[Source records]:
================

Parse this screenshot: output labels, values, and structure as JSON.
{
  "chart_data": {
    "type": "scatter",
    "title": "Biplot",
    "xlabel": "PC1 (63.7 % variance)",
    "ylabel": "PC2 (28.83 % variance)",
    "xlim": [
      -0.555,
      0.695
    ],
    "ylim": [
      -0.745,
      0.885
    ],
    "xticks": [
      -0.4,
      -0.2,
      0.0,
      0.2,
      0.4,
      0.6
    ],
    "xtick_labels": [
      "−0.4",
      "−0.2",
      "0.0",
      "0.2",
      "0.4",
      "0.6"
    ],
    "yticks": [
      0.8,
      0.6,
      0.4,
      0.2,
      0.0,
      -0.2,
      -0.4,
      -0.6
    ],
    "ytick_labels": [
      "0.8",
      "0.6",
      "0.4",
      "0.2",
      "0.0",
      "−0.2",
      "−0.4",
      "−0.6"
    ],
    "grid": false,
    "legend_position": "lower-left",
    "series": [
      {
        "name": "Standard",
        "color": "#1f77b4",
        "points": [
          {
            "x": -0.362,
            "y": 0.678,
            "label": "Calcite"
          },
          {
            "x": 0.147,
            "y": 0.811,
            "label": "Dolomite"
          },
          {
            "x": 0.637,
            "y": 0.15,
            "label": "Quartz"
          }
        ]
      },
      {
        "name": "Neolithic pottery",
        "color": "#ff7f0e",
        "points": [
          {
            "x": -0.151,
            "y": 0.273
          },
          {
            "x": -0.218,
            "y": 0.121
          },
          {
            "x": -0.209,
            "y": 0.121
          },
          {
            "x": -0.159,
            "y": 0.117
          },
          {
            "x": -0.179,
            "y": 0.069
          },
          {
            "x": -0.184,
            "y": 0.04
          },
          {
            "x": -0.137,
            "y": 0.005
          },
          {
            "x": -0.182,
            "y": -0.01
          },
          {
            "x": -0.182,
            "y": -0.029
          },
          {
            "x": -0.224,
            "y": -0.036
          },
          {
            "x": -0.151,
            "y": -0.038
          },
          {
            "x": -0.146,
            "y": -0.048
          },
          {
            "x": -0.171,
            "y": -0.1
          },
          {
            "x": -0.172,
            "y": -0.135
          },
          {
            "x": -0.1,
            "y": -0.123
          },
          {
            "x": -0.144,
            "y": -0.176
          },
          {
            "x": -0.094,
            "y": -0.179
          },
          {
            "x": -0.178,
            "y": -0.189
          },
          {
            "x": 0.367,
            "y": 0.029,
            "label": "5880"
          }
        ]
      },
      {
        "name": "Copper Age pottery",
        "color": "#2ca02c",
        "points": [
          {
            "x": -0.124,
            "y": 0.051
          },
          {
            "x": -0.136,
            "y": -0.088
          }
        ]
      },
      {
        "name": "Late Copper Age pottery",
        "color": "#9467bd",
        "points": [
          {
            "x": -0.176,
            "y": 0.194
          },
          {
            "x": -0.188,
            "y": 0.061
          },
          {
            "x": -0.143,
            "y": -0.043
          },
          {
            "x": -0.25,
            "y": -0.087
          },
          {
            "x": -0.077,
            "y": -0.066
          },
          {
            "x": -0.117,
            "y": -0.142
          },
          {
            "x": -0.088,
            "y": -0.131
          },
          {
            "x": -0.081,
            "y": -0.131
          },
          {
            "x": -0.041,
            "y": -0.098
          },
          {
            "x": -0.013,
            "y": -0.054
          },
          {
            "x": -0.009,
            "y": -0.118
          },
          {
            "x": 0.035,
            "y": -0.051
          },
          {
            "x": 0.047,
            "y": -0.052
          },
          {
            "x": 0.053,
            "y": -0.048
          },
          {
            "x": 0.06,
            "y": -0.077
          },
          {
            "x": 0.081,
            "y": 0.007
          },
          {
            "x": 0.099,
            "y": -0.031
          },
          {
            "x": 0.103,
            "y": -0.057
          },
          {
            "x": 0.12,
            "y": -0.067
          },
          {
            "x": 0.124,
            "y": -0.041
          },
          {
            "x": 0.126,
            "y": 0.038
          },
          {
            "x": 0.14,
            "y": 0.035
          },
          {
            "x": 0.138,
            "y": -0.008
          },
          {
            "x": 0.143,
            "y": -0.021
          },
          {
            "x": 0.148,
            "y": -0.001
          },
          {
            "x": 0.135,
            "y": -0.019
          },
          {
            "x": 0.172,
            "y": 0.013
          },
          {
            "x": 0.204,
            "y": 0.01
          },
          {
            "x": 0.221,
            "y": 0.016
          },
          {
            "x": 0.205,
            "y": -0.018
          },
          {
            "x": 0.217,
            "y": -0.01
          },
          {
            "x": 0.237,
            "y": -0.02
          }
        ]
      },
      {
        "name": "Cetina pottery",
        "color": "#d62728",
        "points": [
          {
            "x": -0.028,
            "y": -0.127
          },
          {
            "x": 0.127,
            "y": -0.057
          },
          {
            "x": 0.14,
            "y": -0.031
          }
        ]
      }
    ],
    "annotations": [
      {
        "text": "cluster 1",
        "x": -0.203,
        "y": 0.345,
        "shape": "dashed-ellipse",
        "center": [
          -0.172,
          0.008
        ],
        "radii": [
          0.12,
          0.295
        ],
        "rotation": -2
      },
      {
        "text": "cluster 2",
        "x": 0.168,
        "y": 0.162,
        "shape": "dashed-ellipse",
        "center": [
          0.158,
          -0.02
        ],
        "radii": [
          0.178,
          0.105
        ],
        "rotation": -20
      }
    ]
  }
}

================

[WHAT YOU NEED TO DO]: Print all of the data exactly as it was given.

[REPLY]:
Parse this screenshot: output labels, values, and structure as JSON.
{
  "chart_data": {
    "type": "scatter",
    "title": "Biplot",
    "xlabel": "PC1 (63.7 % variance)",
    "ylabel": "PC2 (28.83 % variance)",
    "xlim": [
      -0.555,
      0.695
    ],
    "ylim": [
      -0.745,
      0.885
    ],
    "xticks": [
      -0.4,
      -0.2,
      0.0,
      0.2,
      0.4,
      0.6
    ],
    "xtick_labels": [
      "−0.4",
      "−0.2",
      "0.0",
      "0.2",
      "0.4",
      "0.6"
    ],
    "yticks": [
      0.8,
      0.6,
      0.4,
      0.2,
      0.0,
      -0.2,
      -0.4,
      -0.6
    ],
    "ytick_labels": [
      "0.8",
      "0.6",
      "0.4",
      "0.2",
      "0.0",
      "−0.2",
      "−0.4",
      "−0.6"
    ],
    "grid": false,
    "legend_position": "lower-left",
    "series": [
      {
        "name": "Standard",
        "color": "#1f77b4",
        "points": [
          {
            "x": -0.362,
            "y": 0.678,
            "label": "Calcite"
          },
          {
            "x": 0.147,
            "y": 0.811,
            "label": "Dolomite"
          },
          {
            "x": 0.637,
            "y": 0.15,
            "label": "Quartz"
          }
        ]
      },
      {
        "name": "Neolithic pottery",
        "color": "#ff7f0e",
        "points": [
          {
            "x": -0.151,
            "y": 0.273
          },
          {
            "x": -0.218,
            "y": 0.121
          },
          {
            "x": -0.209,
            "y": 0.121
          },
          {
            "x": -0.159,
            "y": 0.117
          },
          {
            "x": -0.179,
            "y": 0.069
          },
          {
            "x": -0.184,
            "y": 0.04
          },
          {
            "x": -0.137,
            "y": 0.005
          },
          {
            "x": -0.182,
            "y": -0.01
          },
          {
            "x": -0.182,
            "y": -0.029
          },
          {
            "x": -0.224,
            "y": -0.036
          },
          {
            "x": -0.151,
            "y": -0.038
          },
          {
            "x": -0.146,
            "y": -0.048
          },
          {
            "x": -0.171,
            "y": -0.1
          },
          {
            "x": -0.172,
            "y": -0.135
          },
          {
            "x": -0.1,
            "y": -0.123
          },
          {
            "x": -0.144,
            "y": -0.176
          },
          {
            "x": -0.094,
            "y": -0.179
          },
          {
            "x": -0.178,
            "y": -0.189
          },
          {
            "x": 0.367,
            "y": 0.029,
            "label": "5880"
          }
        ]
      },
      {
        "name": "Copper Age pottery",
        "color": "#2ca02c",
        "points": [
          {
            "x": -0.124,
            "y": 0.051
          },
          {
            "x": -0.136,
            "y": -0.088
          }
        ]
      },
      {
        "name": "Late Copper Age pottery",
        "color": "#9467bd",
        "points": [
          {
            "x": -0.176,
            "y": 0.194
          },
          {
            "x": -0.188,
            "y": 0.061
          },
          {
            "x": -0.143,
            "y": -0.043
          },
          {
            "x": -0.25,
            "y": -0.087
          },
          {
            "x": -0.077,
            "y": -0.066
          },
          {
            "x": -0.117,
            "y": -0.142
          },
          {
            "x": -0.088,
            "y": -0.131
          },
          {
            "x": -0.081,
            "y": -0.131
          },
          {
            "x": -0.041,
            "y": -0.098
          },
          {
            "x": -0.013,
            "y": -0.054
          },
          {
            "x": -0.009,
            "y": -0.118
          },
          {
            "x": 0.035,
            "y": -0.051
          },
          {
            "x": 0.047,
            "y": -0.052
          },
          {
            "x": 0.053,
            "y": -0.048
          },
          {
            "x": 0.06,
            "y": -0.077
          },
          {
            "x": 0.081,
            "y": 0.007
          },
          {
            "x": 0.099,
            "y": -0.031
          },
          {
            "x": 0.103,
            "y": -0.057
          },
          {
            "x": 0.12,
            "y": -0.067
          },
          {
            "x": 0.124,
            "y": -0.041
          },
          {
            "x": 0.126,
            "y": 0.038
          },
          {
            "x": 0.14,
            "y": 0.035
          },
          {
            "x": 0.138,
            "y": -0.008
          },
          {
            "x": 0.143,
            "y": -0.021
          },
          {
            "x": 0.148,
            "y": -0.001
          },
          {
            "x": 0.135,
            "y": -0.019
          },
          {
            "x": 0.172,
            "y": 0.013
          },
          {
            "x": 0.204,
            "y": 0.01
          },
          {
            "x": 0.221,
            "y": 0.016
          },
          {
            "x": 0.205,
            "y": -0.018
          },
          {
            "x": 0.217,
            "y": -0.01
          },
          {
            "x": 0.237,
            "y": -0.02
          }
        ]
      },
      {
        "name": "Cetina pottery",
        "color": "#d62728",
        "points": [
          {
            "x": -0.028,
            "y": -0.127
          },
          {
            "x": 0.127,
            "y": -0.057
          },
          {
            "x": 0.14,
            "y": -0.031
          }
        ]
      }
    ],
    "annotations": [
      {
        "text": "cluster 1",
        "x": -0.203,
        "y": 0.345,
        "shape": "dashed-ellipse",
        "center": [
          -0.172,
          0.008
        ],
        "radii": [
          0.12,
          0.295
        ],
        "rotation": -2
      },
      {
        "text": "cluster 2",
        "x": 0.168,
        "y": 0.162,
        "shape": "dashed-ellipse",
        "center": [
          0.158,
          -0.02
        ],
        "radii": [
          0.178,
          0.105
        ],
        "rotation": -20
      }
    ]
  }
}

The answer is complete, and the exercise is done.